# [STATED TASK]
List each line of the data that holds the string "következő".

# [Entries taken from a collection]
•••••

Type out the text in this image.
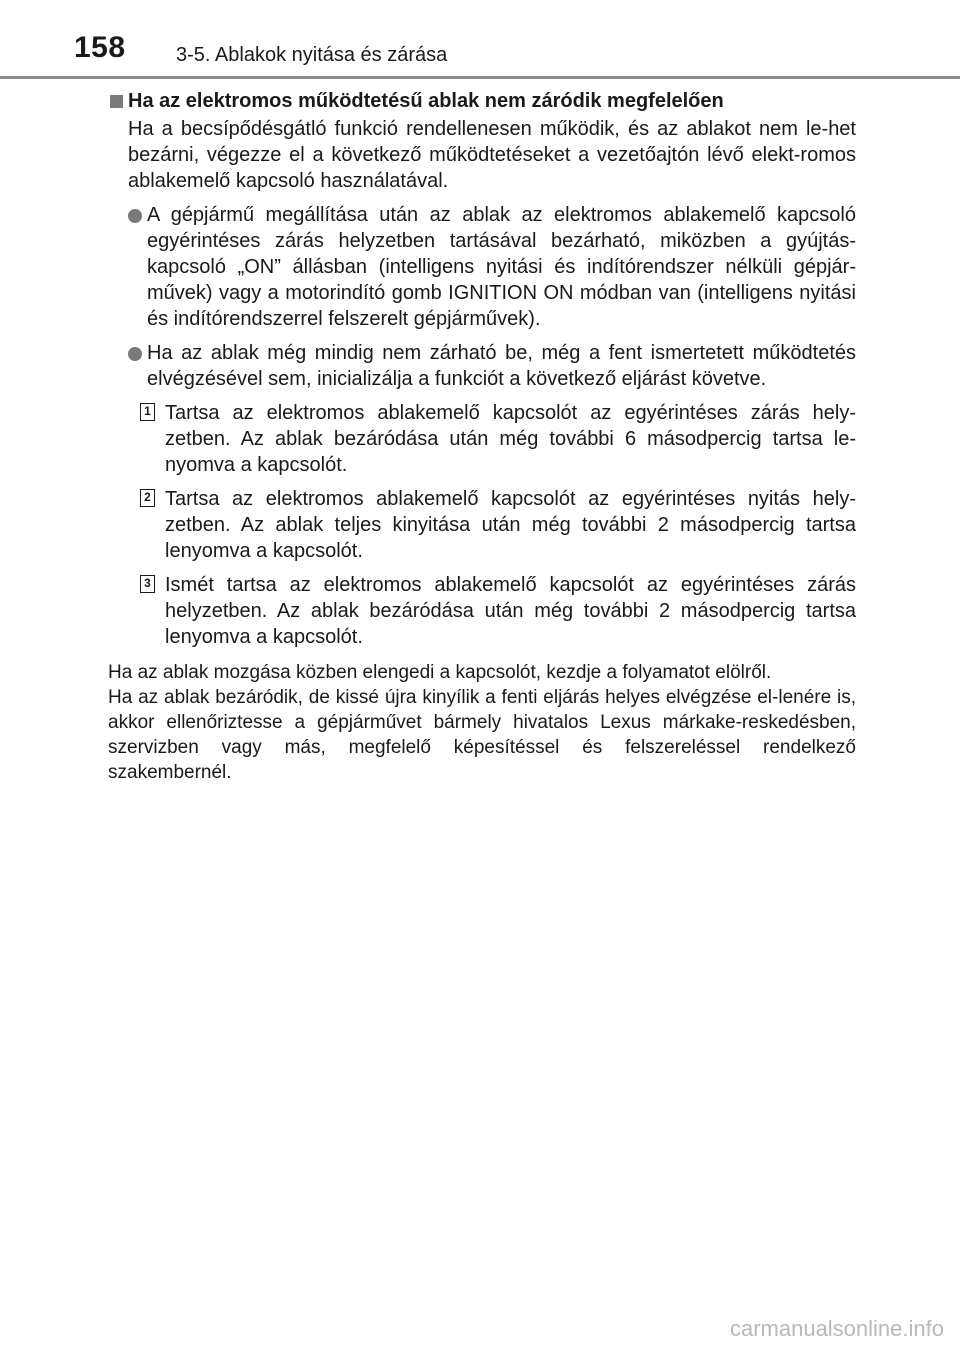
158	3-5. Ablakok nyitása és zárása
Ha az elektromos működtetésű ablak nem záródik megfelelően
Ha a becsípődésgátló funkció rendellenesen működik, és az ablakot nem le-het bezárni, végezze el a következő működtetéseket a vezetőajtón lévő elekt-romos ablakemelő kapcsoló használatával.
A gépjármű megállítása után az ablak az elektromos ablakemelő kapcsoló egyérintéses zárás helyzetben tartásával bezárható, miközben a gyújtás-kapcsoló „ON” állásban (intelligens nyitási és indítórendszer nélküli gépjár-művek) vagy a motorindító gomb IGNITION ON módban van (intelligens nyitási és indítórendszerrel felszerelt gépjárművek).
Ha az ablak még mindig nem zárható be, még a fent ismertetett működtetés elvégzésével sem, inicializálja a funkciót a következő eljárást követve.
1 Tartsa az elektromos ablakemelő kapcsolót az egyérintéses zárás hely-zetben. Az ablak bezáródása után még további 6 másodpercig tartsa le-nyomva a kapcsolót.
2 Tartsa az elektromos ablakemelő kapcsolót az egyérintéses nyitás hely-zetben. Az ablak teljes kinyitása után még további 2 másodpercig tartsa lenyomva a kapcsolót.
3 Ismét tartsa az elektromos ablakemelő kapcsolót az egyérintéses zárás helyzetben. Az ablak bezáródása után még további 2 másodpercig tartsa lenyomva a kapcsolót.
Ha az ablak mozgása közben elengedi a kapcsolót, kezdje a folyamatot elölről.
Ha az ablak bezáródik, de kissé újra kinyílik a fenti eljárás helyes elvégzése el-lenére is, akkor ellenőriztesse a gépjárművet bármely hivatalos Lexus márkake-reskedésben, szervizben vagy más, megfelelő képesítéssel és felszereléssel rendelkező szakembernél.
carmanualsonline.info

•••••

# [THE REPLY]
Ha a becsípődésgátló funkció rendellenesen működik, és az ablakot nem le-het bezárni, végezze el a következő működtetéseket a vezetőajtón lévő elekt-romos ablakemelő kapcsoló használatával.
Ha az ablak még mindig nem zárható be, még a fent ismertetett működtetés elvégzésével sem, inicializálja a funkciót a következő eljárást követve.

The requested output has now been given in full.